*Task details*
Copy every line of the data in which the word "name" occurs.

*Material supplied*

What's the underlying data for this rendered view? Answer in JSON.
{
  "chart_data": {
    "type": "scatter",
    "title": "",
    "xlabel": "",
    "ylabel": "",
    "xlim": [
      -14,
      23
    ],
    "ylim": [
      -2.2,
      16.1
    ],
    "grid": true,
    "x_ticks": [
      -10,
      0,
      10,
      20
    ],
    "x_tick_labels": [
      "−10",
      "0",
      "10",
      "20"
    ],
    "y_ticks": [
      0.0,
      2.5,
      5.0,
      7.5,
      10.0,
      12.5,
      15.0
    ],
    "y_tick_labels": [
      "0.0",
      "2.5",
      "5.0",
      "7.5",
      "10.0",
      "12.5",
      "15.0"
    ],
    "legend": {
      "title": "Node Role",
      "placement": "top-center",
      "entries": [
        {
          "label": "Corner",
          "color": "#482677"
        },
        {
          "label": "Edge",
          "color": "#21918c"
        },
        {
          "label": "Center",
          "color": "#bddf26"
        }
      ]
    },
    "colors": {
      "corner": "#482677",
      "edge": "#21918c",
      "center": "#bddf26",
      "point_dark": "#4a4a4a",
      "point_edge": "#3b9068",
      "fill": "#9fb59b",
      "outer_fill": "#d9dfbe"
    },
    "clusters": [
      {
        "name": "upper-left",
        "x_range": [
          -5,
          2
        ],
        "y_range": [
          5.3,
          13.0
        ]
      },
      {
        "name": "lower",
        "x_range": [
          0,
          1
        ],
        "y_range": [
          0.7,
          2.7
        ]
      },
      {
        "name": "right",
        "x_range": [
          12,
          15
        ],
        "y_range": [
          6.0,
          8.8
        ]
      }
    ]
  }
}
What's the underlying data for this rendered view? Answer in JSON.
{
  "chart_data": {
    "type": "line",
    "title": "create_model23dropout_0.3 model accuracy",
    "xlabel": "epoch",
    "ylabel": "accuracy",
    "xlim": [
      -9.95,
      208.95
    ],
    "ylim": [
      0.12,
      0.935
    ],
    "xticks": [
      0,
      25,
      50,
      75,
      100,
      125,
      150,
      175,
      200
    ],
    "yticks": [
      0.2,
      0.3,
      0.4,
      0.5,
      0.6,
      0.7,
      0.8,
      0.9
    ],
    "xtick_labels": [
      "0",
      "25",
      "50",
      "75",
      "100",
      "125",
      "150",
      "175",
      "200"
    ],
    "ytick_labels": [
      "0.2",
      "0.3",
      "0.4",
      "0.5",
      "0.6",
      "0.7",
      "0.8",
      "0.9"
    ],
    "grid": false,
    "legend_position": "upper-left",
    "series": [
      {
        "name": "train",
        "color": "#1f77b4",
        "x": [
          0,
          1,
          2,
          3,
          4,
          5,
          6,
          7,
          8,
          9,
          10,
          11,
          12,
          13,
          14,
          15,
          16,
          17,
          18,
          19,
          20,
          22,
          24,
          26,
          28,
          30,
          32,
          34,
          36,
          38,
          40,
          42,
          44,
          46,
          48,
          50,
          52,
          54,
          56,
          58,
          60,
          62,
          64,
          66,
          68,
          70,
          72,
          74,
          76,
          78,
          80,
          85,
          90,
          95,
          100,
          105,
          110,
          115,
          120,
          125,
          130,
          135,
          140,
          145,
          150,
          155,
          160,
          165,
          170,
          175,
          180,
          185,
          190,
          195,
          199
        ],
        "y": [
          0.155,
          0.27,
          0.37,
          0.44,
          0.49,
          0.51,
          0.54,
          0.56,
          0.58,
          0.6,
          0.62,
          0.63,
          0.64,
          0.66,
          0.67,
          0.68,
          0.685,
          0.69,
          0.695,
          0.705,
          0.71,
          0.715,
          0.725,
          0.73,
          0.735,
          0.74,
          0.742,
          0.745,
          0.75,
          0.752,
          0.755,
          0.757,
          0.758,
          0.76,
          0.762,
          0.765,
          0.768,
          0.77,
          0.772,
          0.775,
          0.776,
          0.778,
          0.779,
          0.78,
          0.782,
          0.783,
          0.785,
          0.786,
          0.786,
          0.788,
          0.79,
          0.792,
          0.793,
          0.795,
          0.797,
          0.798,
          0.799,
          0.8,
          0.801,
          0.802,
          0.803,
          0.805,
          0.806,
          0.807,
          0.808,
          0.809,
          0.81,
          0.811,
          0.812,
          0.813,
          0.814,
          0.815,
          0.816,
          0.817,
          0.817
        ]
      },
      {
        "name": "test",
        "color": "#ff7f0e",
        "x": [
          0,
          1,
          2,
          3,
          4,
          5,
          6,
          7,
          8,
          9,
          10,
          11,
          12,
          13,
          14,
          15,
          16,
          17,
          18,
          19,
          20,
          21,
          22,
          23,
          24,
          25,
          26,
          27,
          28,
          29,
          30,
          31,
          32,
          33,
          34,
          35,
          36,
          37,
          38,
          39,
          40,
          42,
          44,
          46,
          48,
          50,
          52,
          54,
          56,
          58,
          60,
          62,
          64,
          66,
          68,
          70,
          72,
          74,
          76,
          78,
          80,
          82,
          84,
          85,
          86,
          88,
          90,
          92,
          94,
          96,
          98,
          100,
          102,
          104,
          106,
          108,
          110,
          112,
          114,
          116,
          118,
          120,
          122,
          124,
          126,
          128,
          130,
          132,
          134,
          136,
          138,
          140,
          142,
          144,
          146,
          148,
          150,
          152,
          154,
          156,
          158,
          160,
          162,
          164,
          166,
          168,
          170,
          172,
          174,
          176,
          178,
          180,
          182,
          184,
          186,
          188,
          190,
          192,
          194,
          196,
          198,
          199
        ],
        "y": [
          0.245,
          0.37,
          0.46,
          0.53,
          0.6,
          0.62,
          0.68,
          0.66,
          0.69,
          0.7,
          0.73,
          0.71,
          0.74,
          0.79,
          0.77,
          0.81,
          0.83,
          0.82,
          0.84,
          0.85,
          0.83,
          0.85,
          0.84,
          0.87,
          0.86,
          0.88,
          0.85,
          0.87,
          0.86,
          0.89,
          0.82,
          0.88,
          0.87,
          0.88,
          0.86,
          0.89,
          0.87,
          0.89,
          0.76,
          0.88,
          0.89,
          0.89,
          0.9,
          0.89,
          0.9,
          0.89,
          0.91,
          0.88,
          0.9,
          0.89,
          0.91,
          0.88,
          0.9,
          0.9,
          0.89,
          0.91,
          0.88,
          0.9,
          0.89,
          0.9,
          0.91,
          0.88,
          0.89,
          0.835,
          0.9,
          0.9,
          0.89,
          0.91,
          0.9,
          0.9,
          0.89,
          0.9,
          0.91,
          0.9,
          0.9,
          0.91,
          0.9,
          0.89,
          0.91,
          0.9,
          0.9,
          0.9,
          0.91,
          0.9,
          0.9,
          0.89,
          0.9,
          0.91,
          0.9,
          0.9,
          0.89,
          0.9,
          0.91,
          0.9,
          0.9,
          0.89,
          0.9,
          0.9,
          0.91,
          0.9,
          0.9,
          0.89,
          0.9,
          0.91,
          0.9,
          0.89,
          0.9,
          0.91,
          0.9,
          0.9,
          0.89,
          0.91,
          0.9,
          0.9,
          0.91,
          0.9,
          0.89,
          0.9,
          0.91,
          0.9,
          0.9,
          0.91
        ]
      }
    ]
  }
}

*Result of this task*
        "name": "upper-left",
        "name": "lower",
        "name": "right",
        "name": "train",
        "name": "test",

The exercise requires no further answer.